▶ **DIRECTION**:
Single out the lines that include the word "Related". Copy them.
-- START PROVIDED DATA --
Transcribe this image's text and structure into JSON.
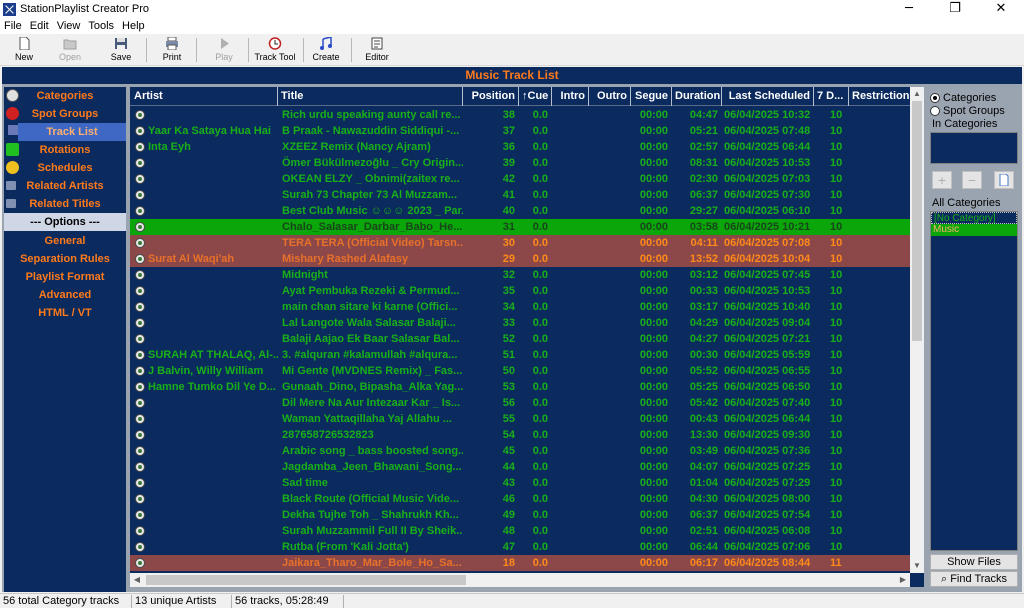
{
  "window": {
    "title": "StationPlaylist Creator Pro",
    "minimize": "─",
    "maximize": "❐",
    "close": "✕"
  },
  "menu": [
    "File",
    "Edit",
    "View",
    "Tools",
    "Help"
  ],
  "toolbar": {
    "new": "New",
    "open": "Open",
    "save": "Save",
    "print": "Print",
    "play": "Play",
    "track_tool": "Track Tool",
    "create": "Create",
    "editor": "Editor"
  },
  "header": "Music Track List",
  "nav": {
    "categories": "Categories",
    "spot_groups": "Spot Groups",
    "track_list": "Track List",
    "rotations": "Rotations",
    "schedules": "Schedules",
    "related_artists": "Related Artists",
    "related_titles": "Related Titles",
    "options_header": "--- Options ---",
    "general": "General",
    "separation_rules": "Separation Rules",
    "playlist_format": "Playlist Format",
    "advanced": "Advanced",
    "html_vt": "HTML / VT"
  },
  "columns": {
    "artist": "Artist",
    "title": "Title",
    "position": "Position",
    "cue": "↑Cue",
    "intro": "Intro",
    "outro": "Outro",
    "segue": "Segue",
    "duration": "Duration",
    "last_scheduled": "Last Scheduled",
    "seven_day": "7 D...",
    "restrictions": "Restrictions"
  },
  "rows": [
    {
      "artist": "",
      "title": "Rich urdu speaking aunty call re...",
      "position": "38",
      "cue": "0.0",
      "segue": "00:00",
      "duration": "04:47",
      "last": "06/04/2025 10:32",
      "d7": "10",
      "hl": ""
    },
    {
      "artist": "Yaar Ka Sataya Hua Hai",
      "title": "B Praak - Nawazuddin Siddiqui -...",
      "position": "37",
      "cue": "0.0",
      "segue": "00:00",
      "duration": "05:21",
      "last": "06/04/2025 07:48",
      "d7": "10",
      "hl": ""
    },
    {
      "artist": "Inta Eyh",
      "title": "XZEEZ Remix (Nancy Ajram)",
      "position": "36",
      "cue": "0.0",
      "segue": "00:00",
      "duration": "02:57",
      "last": "06/04/2025 06:44",
      "d7": "10",
      "hl": ""
    },
    {
      "artist": "",
      "title": "Ömer Bükülmezoğlu _ Cry Origin...",
      "position": "39",
      "cue": "0.0",
      "segue": "00:00",
      "duration": "08:31",
      "last": "06/04/2025 10:53",
      "d7": "10",
      "hl": ""
    },
    {
      "artist": "",
      "title": "OKEAN ELZY _ Obnimi(zaitex re...",
      "position": "42",
      "cue": "0.0",
      "segue": "00:00",
      "duration": "02:30",
      "last": "06/04/2025 07:03",
      "d7": "10",
      "hl": ""
    },
    {
      "artist": "",
      "title": "Surah 73 Chapter 73 Al Muzzam...",
      "position": "41",
      "cue": "0.0",
      "segue": "00:00",
      "duration": "06:37",
      "last": "06/04/2025 07:30",
      "d7": "10",
      "hl": ""
    },
    {
      "artist": "",
      "title": "Best Club Music ☺☺☺ 2023 _ Par...",
      "position": "40",
      "cue": "0.0",
      "segue": "00:00",
      "duration": "29:27",
      "last": "06/04/2025 06:10",
      "d7": "10",
      "hl": ""
    },
    {
      "artist": "",
      "title": "Chalo_Salasar_Darbar_Babo_He...",
      "position": "31",
      "cue": "0.0",
      "segue": "00:00",
      "duration": "03:58",
      "last": "06/04/2025 10:21",
      "d7": "10",
      "hl": "green"
    },
    {
      "artist": "",
      "title": "TERA TERA (Official Video) Tarsn...",
      "position": "30",
      "cue": "0.0",
      "segue": "00:00",
      "duration": "04:11",
      "last": "06/04/2025 07:08",
      "d7": "10",
      "hl": "red"
    },
    {
      "artist": "Surat Al Waqi'ah",
      "title": "Mishary Rashed Alafasy",
      "position": "29",
      "cue": "0.0",
      "segue": "00:00",
      "duration": "13:52",
      "last": "06/04/2025 10:04",
      "d7": "10",
      "hl": "red"
    },
    {
      "artist": "",
      "title": "Midnight",
      "position": "32",
      "cue": "0.0",
      "segue": "00:00",
      "duration": "03:12",
      "last": "06/04/2025 07:45",
      "d7": "10",
      "hl": ""
    },
    {
      "artist": "",
      "title": "Ayat Pembuka Rezeki & Permud...",
      "position": "35",
      "cue": "0.0",
      "segue": "00:00",
      "duration": "00:33",
      "last": "06/04/2025 10:53",
      "d7": "10",
      "hl": ""
    },
    {
      "artist": "",
      "title": "main chan sitare ki karne (Offici...",
      "position": "34",
      "cue": "0.0",
      "segue": "00:00",
      "duration": "03:17",
      "last": "06/04/2025 10:40",
      "d7": "10",
      "hl": ""
    },
    {
      "artist": "",
      "title": "Lal Langote Wala Salasar Balaji...",
      "position": "33",
      "cue": "0.0",
      "segue": "00:00",
      "duration": "04:29",
      "last": "06/04/2025 09:04",
      "d7": "10",
      "hl": ""
    },
    {
      "artist": "",
      "title": "Balaji Aajao Ek Baar Salasar Bal...",
      "position": "52",
      "cue": "0.0",
      "segue": "00:00",
      "duration": "04:27",
      "last": "06/04/2025 07:21",
      "d7": "10",
      "hl": ""
    },
    {
      "artist": "SURAH AT THALAQ, Al-...",
      "title": "3. #alquran #kalamullah #alqura...",
      "position": "51",
      "cue": "0.0",
      "segue": "00:00",
      "duration": "00:30",
      "last": "06/04/2025 05:59",
      "d7": "10",
      "hl": ""
    },
    {
      "artist": "J Balvin, Willy William",
      "title": "Mi Gente (MVDNES Remix) _ Fas...",
      "position": "50",
      "cue": "0.0",
      "segue": "00:00",
      "duration": "05:52",
      "last": "06/04/2025 06:55",
      "d7": "10",
      "hl": ""
    },
    {
      "artist": "Hamne Tumko Dil Ye D...",
      "title": "Gunaah_Dino, Bipasha_Alka Yag...",
      "position": "53",
      "cue": "0.0",
      "segue": "00:00",
      "duration": "05:25",
      "last": "06/04/2025 06:50",
      "d7": "10",
      "hl": ""
    },
    {
      "artist": "",
      "title": "Dil Mere Na Aur Intezaar Kar _ Is...",
      "position": "56",
      "cue": "0.0",
      "segue": "00:00",
      "duration": "05:42",
      "last": "06/04/2025 07:40",
      "d7": "10",
      "hl": ""
    },
    {
      "artist": "",
      "title": "Waman Yattaqillaha Yaj Allahu ...",
      "position": "55",
      "cue": "0.0",
      "segue": "00:00",
      "duration": "00:43",
      "last": "06/04/2025 06:44",
      "d7": "10",
      "hl": ""
    },
    {
      "artist": "",
      "title": "287658726532823",
      "position": "54",
      "cue": "0.0",
      "segue": "00:00",
      "duration": "13:30",
      "last": "06/04/2025 09:30",
      "d7": "10",
      "hl": ""
    },
    {
      "artist": "",
      "title": "Arabic song _ bass boosted song...",
      "position": "45",
      "cue": "0.0",
      "segue": "00:00",
      "duration": "03:49",
      "last": "06/04/2025 07:36",
      "d7": "10",
      "hl": ""
    },
    {
      "artist": "",
      "title": "Jagdamba_Jeen_Bhawani_Song...",
      "position": "44",
      "cue": "0.0",
      "segue": "00:00",
      "duration": "04:07",
      "last": "06/04/2025 07:25",
      "d7": "10",
      "hl": ""
    },
    {
      "artist": "",
      "title": "Sad time",
      "position": "43",
      "cue": "0.0",
      "segue": "00:00",
      "duration": "01:04",
      "last": "06/04/2025 07:29",
      "d7": "10",
      "hl": ""
    },
    {
      "artist": "",
      "title": "Black Route  (Official Music Vide...",
      "position": "46",
      "cue": "0.0",
      "segue": "00:00",
      "duration": "04:30",
      "last": "06/04/2025 08:00",
      "d7": "10",
      "hl": ""
    },
    {
      "artist": "",
      "title": "Dekha Tujhe Toh _ Shahrukh Kh...",
      "position": "49",
      "cue": "0.0",
      "segue": "00:00",
      "duration": "06:37",
      "last": "06/04/2025 07:54",
      "d7": "10",
      "hl": ""
    },
    {
      "artist": "",
      "title": "Surah Muzzammil Full II By Sheik...",
      "position": "48",
      "cue": "0.0",
      "segue": "00:00",
      "duration": "02:51",
      "last": "06/04/2025 06:08",
      "d7": "10",
      "hl": ""
    },
    {
      "artist": "",
      "title": "Rutba (From 'Kali Jotta')",
      "position": "47",
      "cue": "0.0",
      "segue": "00:00",
      "duration": "06:44",
      "last": "06/04/2025 07:06",
      "d7": "10",
      "hl": ""
    },
    {
      "artist": "",
      "title": "Jaikara_Tharo_Mar_Bole_Ho_Sa...",
      "position": "18",
      "cue": "0.0",
      "segue": "00:00",
      "duration": "06:17",
      "last": "06/04/2025 08:44",
      "d7": "11",
      "hl": "red"
    }
  ],
  "right_panel": {
    "radio_categories": "Categories",
    "radio_spot_groups": "Spot Groups",
    "in_categories": "In Categories",
    "all_categories": "All Categories",
    "cat_items": [
      "[No Category]",
      "Music"
    ],
    "show_files": "Show Files",
    "find_tracks": "Find Tracks"
  },
  "status": {
    "total": "56 total Category tracks",
    "artists": "13 unique Artists",
    "tracks": "56 tracks, 05:28:49"
  },
  "colors": {
    "panel_bg": "#0b2a5e",
    "text_green": "#18b018",
    "text_orange": "#ff7a1a",
    "row_green": "#0aa60a",
    "row_red": "#8c4848"
  }
}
-- END PROVIDED DATA --
▶ **RESULT OF THIS EXERCISE**:
    "related_artists": "Related Artists",
    "related_titles": "Related Titles",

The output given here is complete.